» Task requirements
Below is a set of records; print all of them exactly as written.

Extracted data entries
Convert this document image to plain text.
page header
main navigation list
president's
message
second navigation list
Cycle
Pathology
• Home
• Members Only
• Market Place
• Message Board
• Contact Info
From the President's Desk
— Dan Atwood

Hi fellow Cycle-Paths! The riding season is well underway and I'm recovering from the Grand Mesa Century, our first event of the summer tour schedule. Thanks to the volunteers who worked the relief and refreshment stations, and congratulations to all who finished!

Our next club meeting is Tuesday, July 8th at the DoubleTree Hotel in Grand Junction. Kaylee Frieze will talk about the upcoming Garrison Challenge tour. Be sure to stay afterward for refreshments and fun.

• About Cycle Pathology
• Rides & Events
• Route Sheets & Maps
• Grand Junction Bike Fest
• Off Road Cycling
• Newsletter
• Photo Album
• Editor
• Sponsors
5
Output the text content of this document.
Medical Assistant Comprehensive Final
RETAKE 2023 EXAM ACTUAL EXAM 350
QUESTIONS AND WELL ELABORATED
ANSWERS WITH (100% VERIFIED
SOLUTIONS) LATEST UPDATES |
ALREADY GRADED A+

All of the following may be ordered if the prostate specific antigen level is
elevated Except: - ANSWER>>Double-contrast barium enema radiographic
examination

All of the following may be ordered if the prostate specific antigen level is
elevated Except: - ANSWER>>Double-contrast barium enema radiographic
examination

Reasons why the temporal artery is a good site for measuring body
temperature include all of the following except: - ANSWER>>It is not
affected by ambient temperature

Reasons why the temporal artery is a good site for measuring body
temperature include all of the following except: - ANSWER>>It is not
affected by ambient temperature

» Result of this task
Convert this document image to plain text.
page header
main navigation list
president's
message
second navigation list
Cycle
Pathology
• Home
• Members Only
• Market Place
• Message Board
• Contact Info
From the President's Desk
— Dan Atwood

Hi fellow Cycle-Paths! The riding season is well underway and I'm recovering from the Grand Mesa Century, our first event of the summer tour schedule. Thanks to the volunteers who worked the relief and refreshment stations, and congratulations to all who finished!

Our next club meeting is Tuesday, July 8th at the DoubleTree Hotel in Grand Junction. Kaylee Frieze will talk about the upcoming Garrison Challenge tour. Be sure to stay afterward for refreshments and fun.

• About Cycle Pathology
• Rides & Events
• Route Sheets & Maps
• Grand Junction Bike Fest
• Off Road Cycling
• Newsletter
• Photo Album
• Editor
• Sponsors
5
Output the text content of this document.
Medical Assistant Comprehensive Final
RETAKE 2023 EXAM ACTUAL EXAM 350
QUESTIONS AND WELL ELABORATED
ANSWERS WITH (100% VERIFIED
SOLUTIONS) LATEST UPDATES |
ALREADY GRADED A+

All of the following may be ordered if the prostate specific antigen level is
elevated Except: - ANSWER>>Double-contrast barium enema radiographic
examination

All of the following may be ordered if the prostate specific antigen level is
elevated Except: - ANSWER>>Double-contrast barium enema radiographic
examination

Reasons why the temporal artery is a good site for measuring body
temperature include all of the following except: - ANSWER>>It is not
affected by ambient temperature

Reasons why the temporal artery is a good site for measuring body
temperature include all of the following except: - ANSWER>>It is not
affected by ambient temperature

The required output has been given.